Whenever a line below holds the word "length", copy that line.

Records from a collection:
■ ■ ■

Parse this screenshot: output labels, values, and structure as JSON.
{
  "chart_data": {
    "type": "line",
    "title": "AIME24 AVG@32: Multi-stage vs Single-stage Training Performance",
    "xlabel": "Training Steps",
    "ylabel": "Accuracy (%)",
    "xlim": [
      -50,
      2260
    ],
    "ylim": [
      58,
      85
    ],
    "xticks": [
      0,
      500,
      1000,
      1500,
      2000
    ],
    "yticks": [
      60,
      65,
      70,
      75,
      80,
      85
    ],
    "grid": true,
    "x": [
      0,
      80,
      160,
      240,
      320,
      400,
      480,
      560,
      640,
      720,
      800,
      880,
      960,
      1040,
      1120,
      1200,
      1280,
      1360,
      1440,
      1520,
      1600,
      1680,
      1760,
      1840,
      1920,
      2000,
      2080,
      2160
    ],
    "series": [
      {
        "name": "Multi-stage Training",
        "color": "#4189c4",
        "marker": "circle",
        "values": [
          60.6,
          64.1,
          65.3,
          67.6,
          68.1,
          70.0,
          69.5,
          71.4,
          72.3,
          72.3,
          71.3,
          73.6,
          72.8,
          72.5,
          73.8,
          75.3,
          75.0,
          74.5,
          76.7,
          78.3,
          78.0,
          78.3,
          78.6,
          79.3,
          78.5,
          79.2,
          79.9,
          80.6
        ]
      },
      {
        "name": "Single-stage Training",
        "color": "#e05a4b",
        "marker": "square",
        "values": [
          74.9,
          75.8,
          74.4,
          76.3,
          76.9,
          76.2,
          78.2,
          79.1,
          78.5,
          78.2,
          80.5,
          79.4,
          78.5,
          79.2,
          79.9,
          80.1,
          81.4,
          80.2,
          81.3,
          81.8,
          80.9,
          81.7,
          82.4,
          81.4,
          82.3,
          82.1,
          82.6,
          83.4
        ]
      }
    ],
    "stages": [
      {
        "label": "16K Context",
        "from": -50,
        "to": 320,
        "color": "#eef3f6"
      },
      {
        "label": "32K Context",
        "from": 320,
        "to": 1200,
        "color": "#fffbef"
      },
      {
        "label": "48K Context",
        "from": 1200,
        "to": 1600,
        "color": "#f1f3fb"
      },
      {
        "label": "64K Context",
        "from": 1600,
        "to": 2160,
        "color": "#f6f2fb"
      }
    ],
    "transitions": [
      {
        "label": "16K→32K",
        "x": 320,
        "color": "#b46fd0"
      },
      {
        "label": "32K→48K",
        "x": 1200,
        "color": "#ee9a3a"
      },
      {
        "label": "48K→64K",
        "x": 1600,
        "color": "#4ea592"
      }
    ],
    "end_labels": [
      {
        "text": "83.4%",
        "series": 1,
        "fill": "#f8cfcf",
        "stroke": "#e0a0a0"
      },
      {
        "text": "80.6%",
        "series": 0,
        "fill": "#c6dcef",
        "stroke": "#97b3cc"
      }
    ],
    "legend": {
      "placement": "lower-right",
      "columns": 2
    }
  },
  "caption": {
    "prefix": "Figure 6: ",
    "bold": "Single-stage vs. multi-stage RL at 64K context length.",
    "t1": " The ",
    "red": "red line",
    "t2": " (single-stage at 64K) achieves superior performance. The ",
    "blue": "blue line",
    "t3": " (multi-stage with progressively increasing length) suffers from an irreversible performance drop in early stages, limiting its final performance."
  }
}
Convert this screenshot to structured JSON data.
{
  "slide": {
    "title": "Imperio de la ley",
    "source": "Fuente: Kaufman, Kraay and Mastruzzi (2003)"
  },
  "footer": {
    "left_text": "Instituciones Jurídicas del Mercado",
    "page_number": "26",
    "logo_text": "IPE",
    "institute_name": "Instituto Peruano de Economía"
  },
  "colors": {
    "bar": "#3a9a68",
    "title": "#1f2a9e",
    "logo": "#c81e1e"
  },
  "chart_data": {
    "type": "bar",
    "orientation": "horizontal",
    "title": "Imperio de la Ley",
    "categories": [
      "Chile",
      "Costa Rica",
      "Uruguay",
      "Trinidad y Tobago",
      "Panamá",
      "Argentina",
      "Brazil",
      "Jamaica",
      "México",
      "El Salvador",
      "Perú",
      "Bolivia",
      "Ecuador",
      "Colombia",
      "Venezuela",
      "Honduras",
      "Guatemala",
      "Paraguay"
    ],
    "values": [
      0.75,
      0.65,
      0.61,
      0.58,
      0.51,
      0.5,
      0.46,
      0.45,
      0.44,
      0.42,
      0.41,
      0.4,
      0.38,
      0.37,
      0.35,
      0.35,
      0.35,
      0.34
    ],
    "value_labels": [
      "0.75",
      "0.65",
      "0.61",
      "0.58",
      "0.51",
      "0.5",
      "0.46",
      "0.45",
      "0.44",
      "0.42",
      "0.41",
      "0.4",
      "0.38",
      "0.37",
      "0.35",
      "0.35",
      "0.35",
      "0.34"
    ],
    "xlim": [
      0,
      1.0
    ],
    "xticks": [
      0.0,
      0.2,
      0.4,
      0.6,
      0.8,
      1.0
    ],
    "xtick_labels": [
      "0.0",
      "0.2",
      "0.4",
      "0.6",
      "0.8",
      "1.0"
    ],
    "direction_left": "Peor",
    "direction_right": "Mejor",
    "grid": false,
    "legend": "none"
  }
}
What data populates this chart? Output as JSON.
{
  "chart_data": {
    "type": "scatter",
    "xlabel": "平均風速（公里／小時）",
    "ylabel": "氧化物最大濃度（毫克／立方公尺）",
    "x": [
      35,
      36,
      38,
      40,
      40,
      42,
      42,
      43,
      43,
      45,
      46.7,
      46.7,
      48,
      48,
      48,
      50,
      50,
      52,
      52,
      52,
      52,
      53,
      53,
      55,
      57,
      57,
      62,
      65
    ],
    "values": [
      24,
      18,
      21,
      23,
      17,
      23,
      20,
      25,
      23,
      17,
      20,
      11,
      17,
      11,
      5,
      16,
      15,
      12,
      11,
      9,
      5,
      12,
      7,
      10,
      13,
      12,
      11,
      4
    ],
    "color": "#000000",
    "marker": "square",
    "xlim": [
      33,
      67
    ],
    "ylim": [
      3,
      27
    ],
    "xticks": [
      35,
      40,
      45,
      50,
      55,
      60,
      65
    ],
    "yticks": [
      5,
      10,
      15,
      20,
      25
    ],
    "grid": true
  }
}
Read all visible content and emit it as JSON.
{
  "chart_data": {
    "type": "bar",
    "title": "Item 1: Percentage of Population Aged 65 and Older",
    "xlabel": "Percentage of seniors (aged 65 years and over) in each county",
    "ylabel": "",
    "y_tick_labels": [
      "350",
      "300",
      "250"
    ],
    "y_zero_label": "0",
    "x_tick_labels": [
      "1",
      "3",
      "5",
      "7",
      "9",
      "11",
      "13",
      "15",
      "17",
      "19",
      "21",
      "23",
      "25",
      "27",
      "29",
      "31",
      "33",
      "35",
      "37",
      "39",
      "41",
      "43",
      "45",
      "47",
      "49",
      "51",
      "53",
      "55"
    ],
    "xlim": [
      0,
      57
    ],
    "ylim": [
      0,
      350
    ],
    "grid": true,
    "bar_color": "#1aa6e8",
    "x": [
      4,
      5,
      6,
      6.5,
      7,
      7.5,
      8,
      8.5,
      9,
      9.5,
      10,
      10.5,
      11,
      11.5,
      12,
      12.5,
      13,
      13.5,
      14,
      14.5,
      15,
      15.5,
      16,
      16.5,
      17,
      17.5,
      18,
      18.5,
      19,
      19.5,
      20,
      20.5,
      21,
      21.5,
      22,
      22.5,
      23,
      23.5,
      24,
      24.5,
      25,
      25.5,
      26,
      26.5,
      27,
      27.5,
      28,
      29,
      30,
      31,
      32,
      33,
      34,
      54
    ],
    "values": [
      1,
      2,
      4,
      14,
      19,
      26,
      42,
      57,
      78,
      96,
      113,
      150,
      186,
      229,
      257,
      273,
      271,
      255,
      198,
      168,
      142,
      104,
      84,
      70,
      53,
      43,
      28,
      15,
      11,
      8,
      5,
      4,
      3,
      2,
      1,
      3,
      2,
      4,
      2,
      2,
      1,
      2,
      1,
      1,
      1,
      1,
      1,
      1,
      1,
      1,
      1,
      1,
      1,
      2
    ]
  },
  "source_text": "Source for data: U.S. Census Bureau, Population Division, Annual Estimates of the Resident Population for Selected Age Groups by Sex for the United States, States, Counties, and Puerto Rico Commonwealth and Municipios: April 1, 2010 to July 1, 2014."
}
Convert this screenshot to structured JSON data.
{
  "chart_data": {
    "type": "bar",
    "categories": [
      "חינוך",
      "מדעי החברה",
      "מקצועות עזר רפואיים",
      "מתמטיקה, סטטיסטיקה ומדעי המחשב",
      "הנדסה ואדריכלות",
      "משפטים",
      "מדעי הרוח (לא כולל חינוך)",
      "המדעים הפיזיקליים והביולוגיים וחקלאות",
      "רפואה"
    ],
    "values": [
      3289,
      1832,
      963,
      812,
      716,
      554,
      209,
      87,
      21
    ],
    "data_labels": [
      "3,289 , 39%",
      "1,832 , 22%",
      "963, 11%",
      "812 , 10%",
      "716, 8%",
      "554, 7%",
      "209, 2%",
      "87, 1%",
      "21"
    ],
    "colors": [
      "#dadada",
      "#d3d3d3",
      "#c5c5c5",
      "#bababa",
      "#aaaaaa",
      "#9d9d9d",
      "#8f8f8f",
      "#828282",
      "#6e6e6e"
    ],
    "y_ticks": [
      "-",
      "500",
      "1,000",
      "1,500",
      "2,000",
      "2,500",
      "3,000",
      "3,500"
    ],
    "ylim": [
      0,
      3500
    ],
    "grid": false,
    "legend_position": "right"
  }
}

■ ■ ■

-- RESPONSE TO THIS TASK --
    "bold": "Single-stage vs. multi-stage RL at 64K context length.",
    "t3": " (multi-stage with progressively increasing length) suffers from an irreversible performance drop in early stages, limiting its final performance."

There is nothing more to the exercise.